What you will do:
Examine the entries below, count the lines holding the string "Sistemdeki", and respond with the number only.

Extracted records:

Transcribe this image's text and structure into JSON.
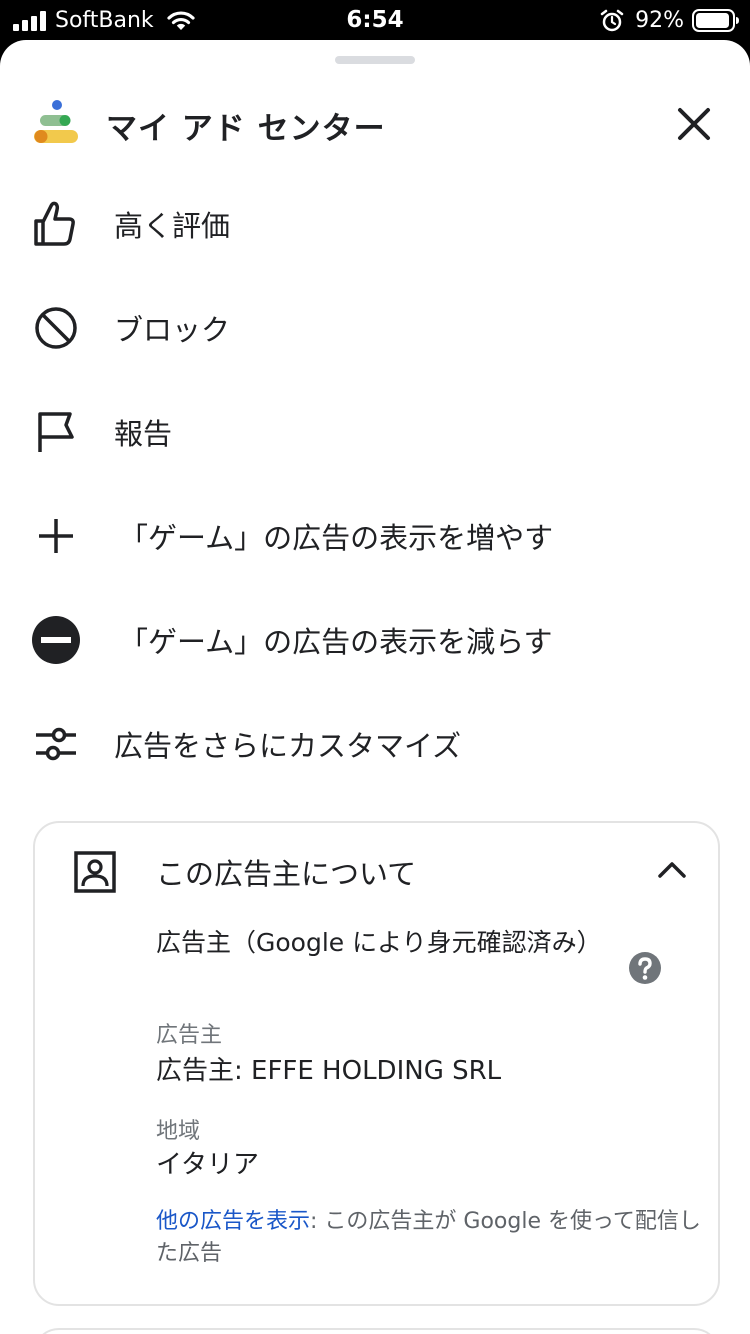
{
  "status_bar": {
    "carrier": "SoftBank",
    "time": "6:54",
    "battery": "92%"
  },
  "header": {
    "title": "マイ アド センター"
  },
  "menu": [
    {
      "label": "高く評価",
      "icon": "thumb-up-icon"
    },
    {
      "label": "ブロック",
      "icon": "block-icon"
    },
    {
      "label": "報告",
      "icon": "flag-icon"
    },
    {
      "label": "「ゲーム」の広告の表示を増やす",
      "icon": "plus-icon"
    },
    {
      "label": "「ゲーム」の広告の表示を減らす",
      "icon": "minus-circle-icon"
    },
    {
      "label": "広告をさらにカスタマイズ",
      "icon": "tune-icon"
    }
  ],
  "advertiser_card": {
    "title": "この広告主について",
    "heading": "広告主（Google により身元確認済み）",
    "advertiser_label": "広告主",
    "advertiser_value": "広告主: EFFE HOLDING SRL",
    "region_label": "地域",
    "region_value": "イタリア",
    "more_ads_link": "他の広告を表示",
    "more_ads_text": ": この広告主が Google を使って配信した広告"
  },
  "colors": {
    "link": "#1a57c8",
    "logo_blue": "#3a6fd8",
    "logo_green": "#34a853",
    "logo_yellow": "#f2c94c",
    "logo_orange": "#e08a1e"
  }
}
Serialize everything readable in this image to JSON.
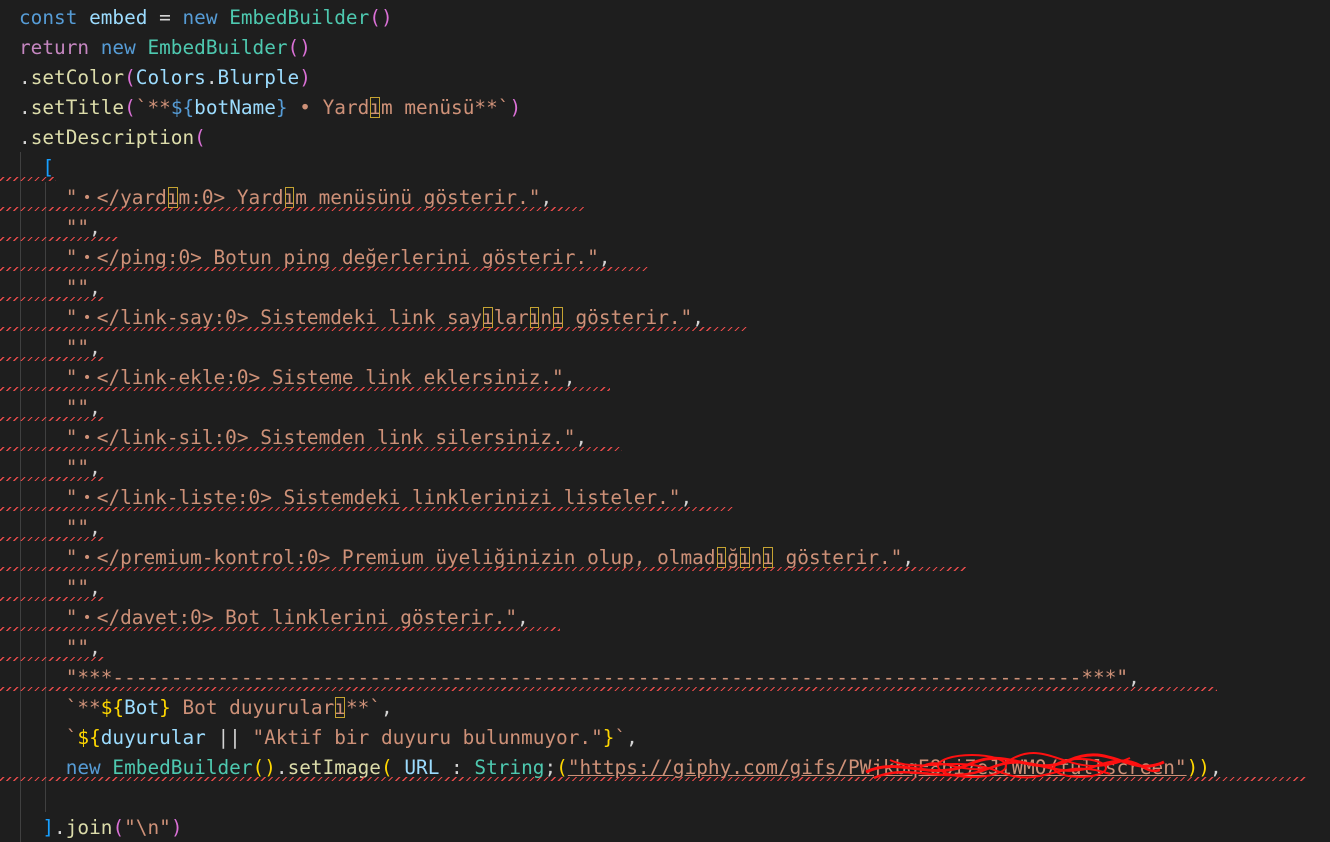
{
  "editor": {
    "colors": {
      "background": "#1e1e1e",
      "keyword": "#569cd6",
      "control": "#c586c0",
      "variable": "#9cdcfe",
      "class": "#4ec9b0",
      "function": "#dcdcaa",
      "string": "#ce9178",
      "bracket_1": "#ffd700",
      "bracket_2": "#da70d6",
      "bracket_3": "#179fff",
      "error_squiggle": "#f14c4c",
      "unicode_highlight": "#c5a332",
      "redaction_scribble": "#ff1010"
    },
    "lines": [
      {
        "tokens": [
          {
            "t": "kw",
            "v": "const"
          },
          {
            "t": "txt",
            "v": " "
          },
          {
            "t": "var",
            "v": "embed"
          },
          {
            "t": "txt",
            "v": " = "
          },
          {
            "t": "kw",
            "v": "new"
          },
          {
            "t": "txt",
            "v": " "
          },
          {
            "t": "cls",
            "v": "EmbedBuilder"
          },
          {
            "t": "p2",
            "v": "()"
          }
        ]
      },
      {
        "tokens": [
          {
            "t": "ctl",
            "v": "return"
          },
          {
            "t": "txt",
            "v": " "
          },
          {
            "t": "kw",
            "v": "new"
          },
          {
            "t": "txt",
            "v": " "
          },
          {
            "t": "cls",
            "v": "EmbedBuilder"
          },
          {
            "t": "p2",
            "v": "()"
          }
        ]
      },
      {
        "tokens": [
          {
            "t": "txt",
            "v": "."
          },
          {
            "t": "fn",
            "v": "setColor"
          },
          {
            "t": "p2",
            "v": "("
          },
          {
            "t": "var",
            "v": "Colors"
          },
          {
            "t": "txt",
            "v": "."
          },
          {
            "t": "var",
            "v": "Blurple"
          },
          {
            "t": "p2",
            "v": ")"
          }
        ]
      },
      {
        "tokens": [
          {
            "t": "txt",
            "v": "."
          },
          {
            "t": "fn",
            "v": "setTitle"
          },
          {
            "t": "p2",
            "v": "("
          },
          {
            "t": "str",
            "v": "`**"
          },
          {
            "t": "kw",
            "v": "${"
          },
          {
            "t": "var",
            "v": "botName"
          },
          {
            "t": "kw",
            "v": "}"
          },
          {
            "t": "str",
            "v": " • Yard"
          },
          {
            "t": "box",
            "v": "ı"
          },
          {
            "t": "str",
            "v": "m menüsü**`"
          },
          {
            "t": "p2",
            "v": ")"
          }
        ]
      },
      {
        "tokens": [
          {
            "t": "txt",
            "v": "."
          },
          {
            "t": "fn",
            "v": "setDescription"
          },
          {
            "t": "p2",
            "v": "("
          }
        ]
      },
      {
        "tokens": [
          {
            "t": "txt",
            "v": "  "
          },
          {
            "t": "p3",
            "v": "["
          }
        ],
        "squiggle": 56
      },
      {
        "tokens": [
          {
            "t": "txt",
            "v": "    "
          },
          {
            "t": "str",
            "v": "\"・</yard"
          },
          {
            "t": "box",
            "v": "ı"
          },
          {
            "t": "str",
            "v": "m:0> Yard"
          },
          {
            "t": "box",
            "v": "ı"
          },
          {
            "t": "str",
            "v": "m menüsünü gösterir.\""
          },
          {
            "t": "txt",
            "v": ","
          }
        ],
        "squiggle": 586
      },
      {
        "tokens": [
          {
            "t": "txt",
            "v": "    "
          },
          {
            "t": "str",
            "v": "\"\""
          },
          {
            "t": "txt",
            "v": ","
          }
        ],
        "squiggle": 118
      },
      {
        "tokens": [
          {
            "t": "txt",
            "v": "    "
          },
          {
            "t": "str",
            "v": "\"・</ping:0> Botun ping değerlerini gösterir.\""
          },
          {
            "t": "txt",
            "v": ","
          }
        ],
        "squiggle": 648
      },
      {
        "tokens": [
          {
            "t": "txt",
            "v": "    "
          },
          {
            "t": "str",
            "v": "\"\""
          },
          {
            "t": "txt",
            "v": ","
          }
        ],
        "squiggle": 104
      },
      {
        "tokens": [
          {
            "t": "txt",
            "v": "    "
          },
          {
            "t": "str",
            "v": "\"・</link-say:0> Sistemdeki link say"
          },
          {
            "t": "box",
            "v": "ı"
          },
          {
            "t": "str",
            "v": "lar"
          },
          {
            "t": "box",
            "v": "ı"
          },
          {
            "t": "str",
            "v": "n"
          },
          {
            "t": "box",
            "v": "ı"
          },
          {
            "t": "str",
            "v": " gösterir.\""
          },
          {
            "t": "txt",
            "v": ","
          }
        ],
        "squiggle": 747
      },
      {
        "tokens": [
          {
            "t": "txt",
            "v": "    "
          },
          {
            "t": "str",
            "v": "\"\""
          },
          {
            "t": "txt",
            "v": ","
          }
        ],
        "squiggle": 104
      },
      {
        "tokens": [
          {
            "t": "txt",
            "v": "    "
          },
          {
            "t": "str",
            "v": "\"・</link-ekle:0> Sisteme link eklersiniz.\""
          },
          {
            "t": "txt",
            "v": ","
          }
        ],
        "squiggle": 610
      },
      {
        "tokens": [
          {
            "t": "txt",
            "v": "    "
          },
          {
            "t": "str",
            "v": "\"\""
          },
          {
            "t": "txt",
            "v": ","
          }
        ],
        "squiggle": 104
      },
      {
        "tokens": [
          {
            "t": "txt",
            "v": "    "
          },
          {
            "t": "str",
            "v": "\"・</link-sil:0> Sistemden link silersiniz.\""
          },
          {
            "t": "txt",
            "v": ","
          }
        ],
        "squiggle": 622
      },
      {
        "tokens": [
          {
            "t": "txt",
            "v": "    "
          },
          {
            "t": "str",
            "v": "\"\""
          },
          {
            "t": "txt",
            "v": ","
          }
        ],
        "squiggle": 104
      },
      {
        "tokens": [
          {
            "t": "txt",
            "v": "    "
          },
          {
            "t": "str",
            "v": "\"・</link-liste:0> Sistemdeki linklerinizi listeler.\""
          },
          {
            "t": "txt",
            "v": ","
          }
        ],
        "squiggle": 734
      },
      {
        "tokens": [
          {
            "t": "txt",
            "v": "    "
          },
          {
            "t": "str",
            "v": "\"\""
          },
          {
            "t": "txt",
            "v": ","
          }
        ],
        "squiggle": 104
      },
      {
        "tokens": [
          {
            "t": "txt",
            "v": "    "
          },
          {
            "t": "str",
            "v": "\"・</premium-kontrol:0> Premium üyeliğinizin olup, olmad"
          },
          {
            "t": "box",
            "v": "ı"
          },
          {
            "t": "str",
            "v": "ğ"
          },
          {
            "t": "box",
            "v": "ı"
          },
          {
            "t": "str",
            "v": "n"
          },
          {
            "t": "box",
            "v": "ı"
          },
          {
            "t": "str",
            "v": " gösterir.\""
          },
          {
            "t": "txt",
            "v": ","
          }
        ],
        "squiggle": 968
      },
      {
        "tokens": [
          {
            "t": "txt",
            "v": "    "
          },
          {
            "t": "str",
            "v": "\"\""
          },
          {
            "t": "txt",
            "v": ","
          }
        ],
        "squiggle": 104
      },
      {
        "tokens": [
          {
            "t": "txt",
            "v": "    "
          },
          {
            "t": "str",
            "v": "\"・</davet:0> Bot linklerini gösterir.\""
          },
          {
            "t": "txt",
            "v": ","
          }
        ],
        "squiggle": 560
      },
      {
        "tokens": [
          {
            "t": "txt",
            "v": "    "
          },
          {
            "t": "str",
            "v": "\"\""
          },
          {
            "t": "txt",
            "v": ","
          }
        ],
        "squiggle": 104
      },
      {
        "tokens": [
          {
            "t": "txt",
            "v": "    "
          },
          {
            "t": "str",
            "v": "\"***-----------------------------------------------------------------------------------***\""
          },
          {
            "t": "txt",
            "v": ","
          }
        ],
        "squiggle": 1217
      },
      {
        "tokens": [
          {
            "t": "txt",
            "v": "    "
          },
          {
            "t": "str",
            "v": "`**"
          },
          {
            "t": "p1",
            "v": "${"
          },
          {
            "t": "var",
            "v": "Bot"
          },
          {
            "t": "p1",
            "v": "}"
          },
          {
            "t": "str",
            "v": " Bot duyurular"
          },
          {
            "t": "box",
            "v": "ı"
          },
          {
            "t": "str",
            "v": "**`"
          },
          {
            "t": "txt",
            "v": ","
          }
        ]
      },
      {
        "tokens": [
          {
            "t": "txt",
            "v": "    "
          },
          {
            "t": "str",
            "v": "`"
          },
          {
            "t": "p1",
            "v": "${"
          },
          {
            "t": "var",
            "v": "duyurular"
          },
          {
            "t": "txt",
            "v": " || "
          },
          {
            "t": "str",
            "v": "\"Aktif bir duyuru bulunmuyor.\""
          },
          {
            "t": "p1",
            "v": "}"
          },
          {
            "t": "str",
            "v": "`"
          },
          {
            "t": "txt",
            "v": ","
          }
        ]
      },
      {
        "tokens": [
          {
            "t": "txt",
            "v": "    "
          },
          {
            "t": "kw",
            "v": "new"
          },
          {
            "t": "txt",
            "v": " "
          },
          {
            "t": "cls",
            "v": "EmbedBuilder"
          },
          {
            "t": "p1",
            "v": "()"
          },
          {
            "t": "txt",
            "v": "."
          },
          {
            "t": "fn",
            "v": "setImage"
          },
          {
            "t": "p1",
            "v": "("
          },
          {
            "t": "txt",
            "v": " "
          },
          {
            "t": "var",
            "v": "URL"
          },
          {
            "t": "txt",
            "v": " : "
          },
          {
            "t": "cls",
            "v": "String"
          },
          {
            "t": "txt",
            "v": ";"
          },
          {
            "t": "p1",
            "v": "("
          },
          {
            "t": "url",
            "v": "\"https://giphy.com/gifs/PWjkbqE8bi7eJiWMO/fullscreen\""
          },
          {
            "t": "p1",
            "v": ")"
          },
          {
            "t": "p1",
            "v": ")"
          },
          {
            "t": "txt",
            "v": ","
          }
        ],
        "squiggle": 1306
      },
      {
        "tokens": []
      },
      {
        "tokens": [
          {
            "t": "txt",
            "v": "  "
          },
          {
            "t": "p3",
            "v": "]"
          },
          {
            "t": "txt",
            "v": "."
          },
          {
            "t": "fn",
            "v": "join"
          },
          {
            "t": "p2",
            "v": "("
          },
          {
            "t": "str",
            "v": "\"\\n\""
          },
          {
            "t": "p2",
            "v": ")"
          }
        ]
      }
    ]
  }
}
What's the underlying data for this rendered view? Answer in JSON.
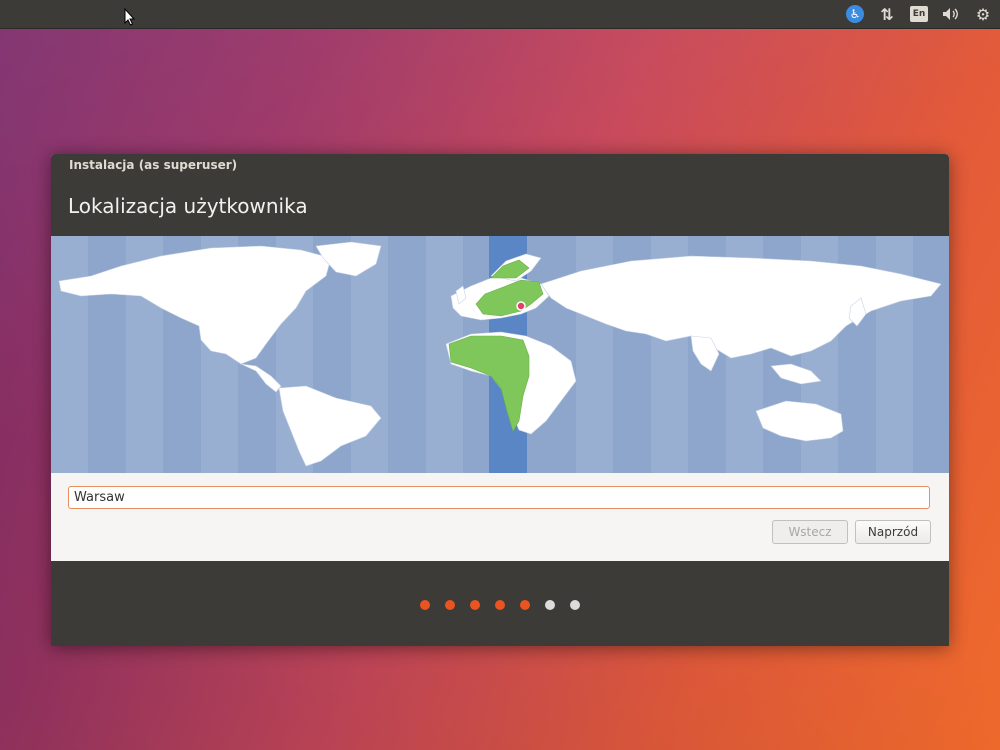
{
  "topbar": {
    "tray_icons": [
      {
        "name": "accessibility-icon",
        "glyph": "♿"
      },
      {
        "name": "network-icon",
        "glyph": "⇅"
      },
      {
        "name": "keyboard-layout-indicator",
        "label": "En"
      },
      {
        "name": "volume-icon",
        "glyph": "🔊"
      },
      {
        "name": "settings-gear-icon",
        "glyph": "⚙"
      }
    ]
  },
  "window": {
    "title": "Instalacja (as superuser)",
    "page_title": "Lokalizacja użytkownika"
  },
  "location": {
    "city_value": "Warsaw"
  },
  "buttons": {
    "back_label": "Wstecz",
    "next_label": "Naprzód"
  },
  "progress": {
    "total_steps": 7,
    "completed_steps": 5,
    "active_color": "#e95420",
    "inactive_color": "#dcdcdc"
  },
  "colors": {
    "accent": "#e95420",
    "timezone_band": "#5a86c5",
    "timezone_highlight": "#7fc75a",
    "ocean": "#8ea6cc"
  }
}
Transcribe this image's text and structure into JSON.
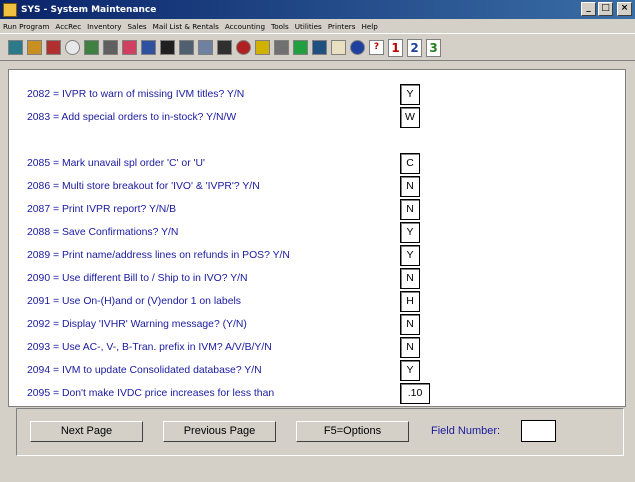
{
  "window": {
    "title": "SYS - System Maintenance"
  },
  "menu": [
    "Run Program",
    "AccRec",
    "Inventory",
    "Sales",
    "Mail List & Rentals",
    "Accounting",
    "Tools",
    "Utilities",
    "Printers",
    "Help"
  ],
  "toolbar": {
    "numbers": [
      "1",
      "2",
      "3"
    ],
    "help_label": "?"
  },
  "settings": [
    {
      "label": "2082 = IVPR to warn of missing IVM titles? Y/N",
      "value": "Y"
    },
    {
      "label": "2083 = Add special orders to in-stock? Y/N/W",
      "value": "W"
    },
    {
      "label": "2085 = Mark unavail spl order 'C' or 'U'",
      "value": "C"
    },
    {
      "label": "2086 = Multi store breakout for 'IVO' & 'IVPR'? Y/N",
      "value": "N"
    },
    {
      "label": "2087 = Print IVPR report? Y/N/B",
      "value": "N"
    },
    {
      "label": "2088 = Save Confirmations? Y/N",
      "value": "Y"
    },
    {
      "label": "2089 = Print name/address lines on refunds in POS? Y/N",
      "value": "Y"
    },
    {
      "label": "2090 = Use different Bill to / Ship to in IVO? Y/N",
      "value": "N"
    },
    {
      "label": "2091 = Use On-(H)and or (V)endor 1 on labels",
      "value": "H"
    },
    {
      "label": "2092 = Display 'IVHR' Warning message? (Y/N)",
      "value": "N"
    },
    {
      "label": "2093 = Use AC-, V-, B-Tran. prefix in IVM? A/V/B/Y/N",
      "value": "N"
    },
    {
      "label": "2094 = IVM to update Consolidated database? Y/N",
      "value": "Y"
    },
    {
      "label": "2095 = Don't make IVDC price increases for less than",
      "value": ".10"
    }
  ],
  "buttons": {
    "next": "Next Page",
    "previous": "Previous Page",
    "options": "F5=Options"
  },
  "field_number": {
    "label": "Field Number:",
    "value": ""
  }
}
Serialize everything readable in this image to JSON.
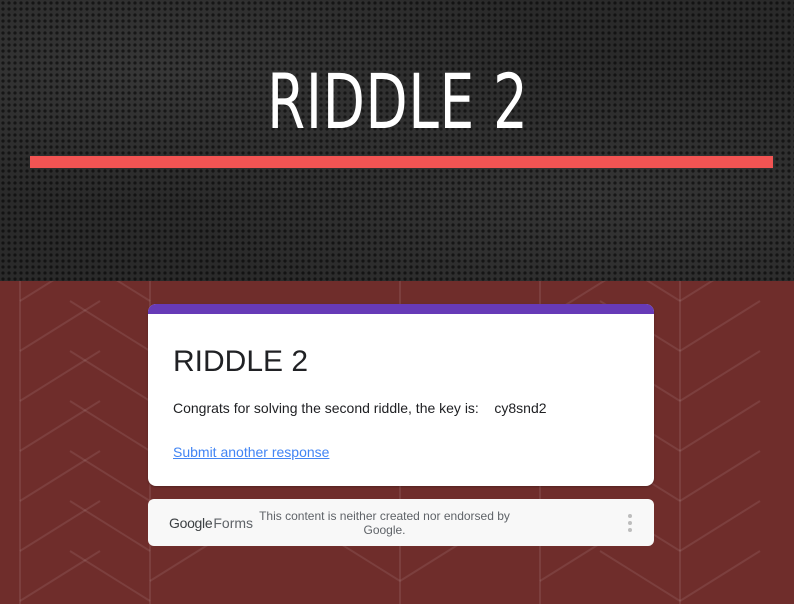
{
  "banner": {
    "title": "RIDDLE 2"
  },
  "form": {
    "title": "RIDDLE 2",
    "message": "Congrats for solving the second riddle, the key is:    cy8snd2",
    "submit_another_label": "Submit another response"
  },
  "footer": {
    "logo_google": "Google",
    "logo_forms": "Forms",
    "disclaimer": "This content is neither created nor endorsed by Google.",
    "menu_icon": "more-vert-icon"
  },
  "colors": {
    "banner_bg": "#2a2a2a",
    "banner_rule": "#f25453",
    "page_bg": "#6f2d2b",
    "card_accent": "#673ab7",
    "link": "#4285f4"
  }
}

Task output:
2